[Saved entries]
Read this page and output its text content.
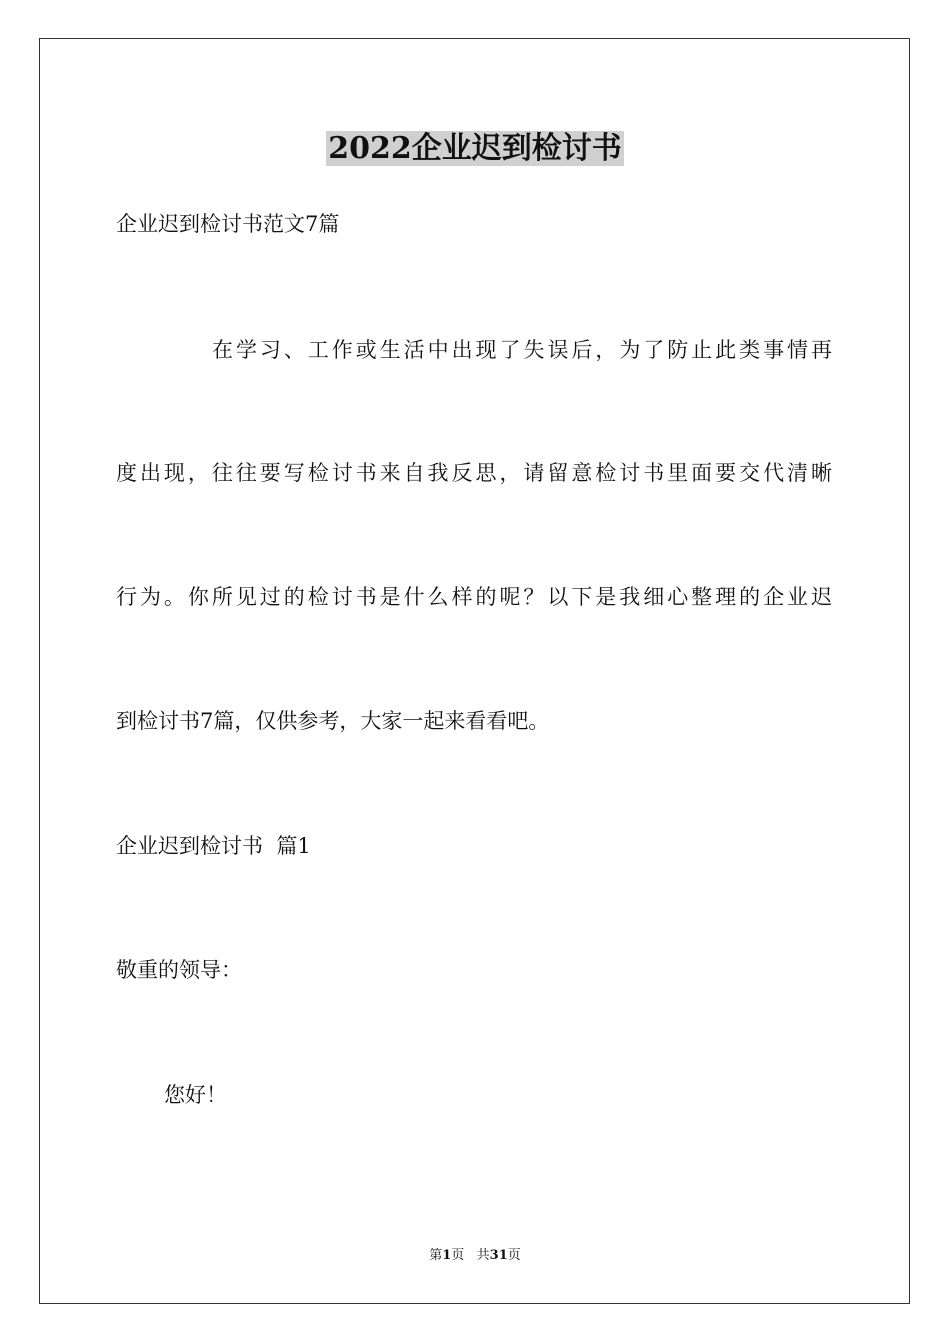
2022企业迟到检讨书
企业迟到检讨书范文7篇
在学习、工作或生活中出现了失误后，为了防止此类事情再
度出现，往往要写检讨书来自我反思，请留意检讨书里面要交代清晰
行为。你所见过的检讨书是什么样的呢？以下是我细心整理的企业迟
到检讨书7篇，仅供参考，大家一起来看看吧。
企业迟到检讨书  篇1
敬重的领导：
您好！
第1页   共31页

Exercise objective: Leave out all images, then reproduce the entries above exactly.

Answer to this exercise:
Read this page and output its text content.
2022企业迟到检讨书
企业迟到检讨书范文7篇
在学习、工作或生活中出现了失误后，为了防止此类事情再
度出现，往往要写检讨书来自我反思，请留意检讨书里面要交代清晰
行为。你所见过的检讨书是什么样的呢？以下是我细心整理的企业迟
到检讨书7篇，仅供参考，大家一起来看看吧。
企业迟到检讨书  篇1
敬重的领导：
您好！
第1页   共31页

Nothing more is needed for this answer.